** begin RECORDS PROVIDED **

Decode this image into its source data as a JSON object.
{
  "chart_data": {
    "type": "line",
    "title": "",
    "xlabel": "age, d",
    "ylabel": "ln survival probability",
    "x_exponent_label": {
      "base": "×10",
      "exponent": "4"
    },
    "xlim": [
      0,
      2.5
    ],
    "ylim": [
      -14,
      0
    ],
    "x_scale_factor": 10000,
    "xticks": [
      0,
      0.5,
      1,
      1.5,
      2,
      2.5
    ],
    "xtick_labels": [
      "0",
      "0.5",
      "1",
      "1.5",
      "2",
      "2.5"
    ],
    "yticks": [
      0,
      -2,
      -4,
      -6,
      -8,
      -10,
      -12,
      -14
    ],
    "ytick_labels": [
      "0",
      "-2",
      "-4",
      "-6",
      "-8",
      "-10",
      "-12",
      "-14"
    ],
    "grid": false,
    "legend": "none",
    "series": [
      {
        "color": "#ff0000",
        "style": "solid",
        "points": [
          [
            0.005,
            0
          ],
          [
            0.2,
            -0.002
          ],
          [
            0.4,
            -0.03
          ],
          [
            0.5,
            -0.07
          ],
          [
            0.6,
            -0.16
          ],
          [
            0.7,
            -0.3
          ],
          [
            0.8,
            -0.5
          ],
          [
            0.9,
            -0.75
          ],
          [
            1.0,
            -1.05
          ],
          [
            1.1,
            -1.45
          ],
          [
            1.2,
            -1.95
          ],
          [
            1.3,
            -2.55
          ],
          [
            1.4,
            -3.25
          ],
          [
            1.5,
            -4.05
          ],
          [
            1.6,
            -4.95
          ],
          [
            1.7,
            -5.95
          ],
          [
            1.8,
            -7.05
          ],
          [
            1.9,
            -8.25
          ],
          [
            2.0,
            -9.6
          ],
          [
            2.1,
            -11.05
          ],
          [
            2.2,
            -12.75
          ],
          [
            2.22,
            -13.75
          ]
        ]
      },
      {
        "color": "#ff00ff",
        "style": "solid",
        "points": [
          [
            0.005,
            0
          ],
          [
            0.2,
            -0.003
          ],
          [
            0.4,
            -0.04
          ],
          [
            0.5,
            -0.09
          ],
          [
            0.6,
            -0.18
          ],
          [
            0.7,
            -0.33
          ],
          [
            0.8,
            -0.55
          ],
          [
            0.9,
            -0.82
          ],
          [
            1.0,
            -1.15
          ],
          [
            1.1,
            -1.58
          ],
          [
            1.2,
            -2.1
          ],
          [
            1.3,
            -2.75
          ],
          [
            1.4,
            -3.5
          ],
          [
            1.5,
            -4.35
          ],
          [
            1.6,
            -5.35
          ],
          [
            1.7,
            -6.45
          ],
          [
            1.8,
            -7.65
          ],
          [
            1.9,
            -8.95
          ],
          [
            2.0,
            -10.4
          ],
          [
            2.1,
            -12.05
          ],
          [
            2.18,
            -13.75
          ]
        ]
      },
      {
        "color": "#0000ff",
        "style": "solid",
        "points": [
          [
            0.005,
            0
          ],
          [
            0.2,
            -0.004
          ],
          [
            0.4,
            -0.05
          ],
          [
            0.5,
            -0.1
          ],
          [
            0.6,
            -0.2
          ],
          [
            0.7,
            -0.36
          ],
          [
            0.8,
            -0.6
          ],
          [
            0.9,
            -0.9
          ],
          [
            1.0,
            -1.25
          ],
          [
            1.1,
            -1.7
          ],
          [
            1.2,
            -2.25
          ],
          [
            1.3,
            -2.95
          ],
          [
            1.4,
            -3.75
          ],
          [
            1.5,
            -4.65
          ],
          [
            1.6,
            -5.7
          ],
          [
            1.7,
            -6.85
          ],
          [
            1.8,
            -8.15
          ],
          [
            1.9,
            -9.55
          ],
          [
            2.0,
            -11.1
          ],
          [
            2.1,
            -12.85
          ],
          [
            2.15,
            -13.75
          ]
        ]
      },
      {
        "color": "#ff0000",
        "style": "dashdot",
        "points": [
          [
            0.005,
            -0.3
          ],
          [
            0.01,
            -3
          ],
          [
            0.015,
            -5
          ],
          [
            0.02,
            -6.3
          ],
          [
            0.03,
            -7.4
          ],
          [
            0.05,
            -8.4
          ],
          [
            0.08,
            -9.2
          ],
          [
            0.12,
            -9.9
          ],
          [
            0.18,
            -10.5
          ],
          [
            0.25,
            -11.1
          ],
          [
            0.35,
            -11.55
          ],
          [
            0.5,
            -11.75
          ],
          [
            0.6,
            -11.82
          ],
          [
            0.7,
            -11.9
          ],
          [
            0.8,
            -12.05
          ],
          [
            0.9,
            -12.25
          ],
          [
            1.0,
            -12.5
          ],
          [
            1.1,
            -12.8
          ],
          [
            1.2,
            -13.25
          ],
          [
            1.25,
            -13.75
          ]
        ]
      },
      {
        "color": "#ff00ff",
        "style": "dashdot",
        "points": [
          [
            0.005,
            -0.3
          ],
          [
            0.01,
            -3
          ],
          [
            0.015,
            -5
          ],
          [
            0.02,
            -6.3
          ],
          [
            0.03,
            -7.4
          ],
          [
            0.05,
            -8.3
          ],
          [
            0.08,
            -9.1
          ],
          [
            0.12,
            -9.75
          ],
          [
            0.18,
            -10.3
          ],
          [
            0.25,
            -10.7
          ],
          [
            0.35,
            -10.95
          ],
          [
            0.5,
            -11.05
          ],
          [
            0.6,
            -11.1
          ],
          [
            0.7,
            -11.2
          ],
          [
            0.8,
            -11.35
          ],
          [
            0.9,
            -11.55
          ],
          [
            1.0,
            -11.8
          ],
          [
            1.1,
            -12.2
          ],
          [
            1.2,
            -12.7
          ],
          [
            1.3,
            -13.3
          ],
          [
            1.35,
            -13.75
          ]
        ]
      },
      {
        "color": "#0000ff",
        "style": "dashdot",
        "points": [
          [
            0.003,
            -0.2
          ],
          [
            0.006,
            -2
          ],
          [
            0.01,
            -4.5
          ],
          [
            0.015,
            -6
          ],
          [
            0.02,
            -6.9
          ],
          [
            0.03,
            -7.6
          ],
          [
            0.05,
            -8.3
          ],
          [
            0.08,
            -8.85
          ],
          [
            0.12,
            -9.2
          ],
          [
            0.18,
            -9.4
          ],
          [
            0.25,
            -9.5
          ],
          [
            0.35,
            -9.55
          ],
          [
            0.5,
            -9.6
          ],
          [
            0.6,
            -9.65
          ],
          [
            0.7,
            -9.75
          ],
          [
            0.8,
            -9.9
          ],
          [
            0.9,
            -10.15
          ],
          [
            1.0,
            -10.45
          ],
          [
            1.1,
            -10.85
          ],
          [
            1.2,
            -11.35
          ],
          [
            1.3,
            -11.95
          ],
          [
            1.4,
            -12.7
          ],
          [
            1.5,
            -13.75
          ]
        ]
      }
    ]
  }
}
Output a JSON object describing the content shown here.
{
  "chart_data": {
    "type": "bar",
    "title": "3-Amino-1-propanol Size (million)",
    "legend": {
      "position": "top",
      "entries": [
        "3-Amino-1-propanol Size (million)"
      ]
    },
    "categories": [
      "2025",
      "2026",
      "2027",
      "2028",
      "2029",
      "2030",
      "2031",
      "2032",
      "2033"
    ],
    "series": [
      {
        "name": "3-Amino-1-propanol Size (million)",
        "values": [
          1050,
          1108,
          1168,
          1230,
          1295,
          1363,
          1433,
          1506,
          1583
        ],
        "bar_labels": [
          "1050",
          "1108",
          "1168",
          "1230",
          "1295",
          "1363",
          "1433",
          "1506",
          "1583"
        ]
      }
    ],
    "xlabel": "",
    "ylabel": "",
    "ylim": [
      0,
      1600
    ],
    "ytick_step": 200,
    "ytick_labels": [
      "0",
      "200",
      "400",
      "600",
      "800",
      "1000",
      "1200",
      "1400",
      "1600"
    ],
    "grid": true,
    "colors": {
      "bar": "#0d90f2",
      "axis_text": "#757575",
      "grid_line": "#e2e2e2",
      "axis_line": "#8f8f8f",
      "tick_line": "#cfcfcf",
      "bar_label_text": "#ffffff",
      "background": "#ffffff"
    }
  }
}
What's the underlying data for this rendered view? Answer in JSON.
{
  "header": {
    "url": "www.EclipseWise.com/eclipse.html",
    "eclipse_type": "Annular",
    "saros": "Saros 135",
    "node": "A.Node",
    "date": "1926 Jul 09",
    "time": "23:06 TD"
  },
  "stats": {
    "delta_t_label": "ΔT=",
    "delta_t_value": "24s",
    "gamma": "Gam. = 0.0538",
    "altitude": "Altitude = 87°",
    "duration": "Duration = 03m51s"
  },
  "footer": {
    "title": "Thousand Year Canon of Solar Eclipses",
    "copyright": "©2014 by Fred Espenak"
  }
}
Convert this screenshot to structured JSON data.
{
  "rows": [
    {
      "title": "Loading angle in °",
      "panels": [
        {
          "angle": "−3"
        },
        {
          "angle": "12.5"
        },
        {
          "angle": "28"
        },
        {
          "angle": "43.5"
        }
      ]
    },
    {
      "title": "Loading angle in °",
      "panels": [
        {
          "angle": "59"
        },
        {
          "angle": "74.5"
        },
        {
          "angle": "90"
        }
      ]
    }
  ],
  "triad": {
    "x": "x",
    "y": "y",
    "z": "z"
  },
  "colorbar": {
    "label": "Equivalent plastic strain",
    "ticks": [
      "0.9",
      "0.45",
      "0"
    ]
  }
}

** end RECORDS PROVIDED **

## GIVEN EXERCISE
Only the lines from the one containing "What's the underlying" to the end of the records should be repeated, exactly as they appear.

## SOLUTION TO THIS EXERCISE
What's the underlying data for this rendered view? Answer in JSON.
{
  "header": {
    "url": "www.EclipseWise.com/eclipse.html",
    "eclipse_type": "Annular",
    "saros": "Saros 135",
    "node": "A.Node",
    "date": "1926 Jul 09",
    "time": "23:06 TD"
  },
  "stats": {
    "delta_t_label": "ΔT=",
    "delta_t_value": "24s",
    "gamma": "Gam. = 0.0538",
    "altitude": "Altitude = 87°",
    "duration": "Duration = 03m51s"
  },
  "footer": {
    "title": "Thousand Year Canon of Solar Eclipses",
    "copyright": "©2014 by Fred Espenak"
  }
}
Convert this screenshot to structured JSON data.
{
  "rows": [
    {
      "title": "Loading angle in °",
      "panels": [
        {
          "angle": "−3"
        },
        {
          "angle": "12.5"
        },
        {
          "angle": "28"
        },
        {
          "angle": "43.5"
        }
      ]
    },
    {
      "title": "Loading angle in °",
      "panels": [
        {
          "angle": "59"
        },
        {
          "angle": "74.5"
        },
        {
          "angle": "90"
        }
      ]
    }
  ],
  "triad": {
    "x": "x",
    "y": "y",
    "z": "z"
  },
  "colorbar": {
    "label": "Equivalent plastic strain",
    "ticks": [
      "0.9",
      "0.45",
      "0"
    ]
  }
}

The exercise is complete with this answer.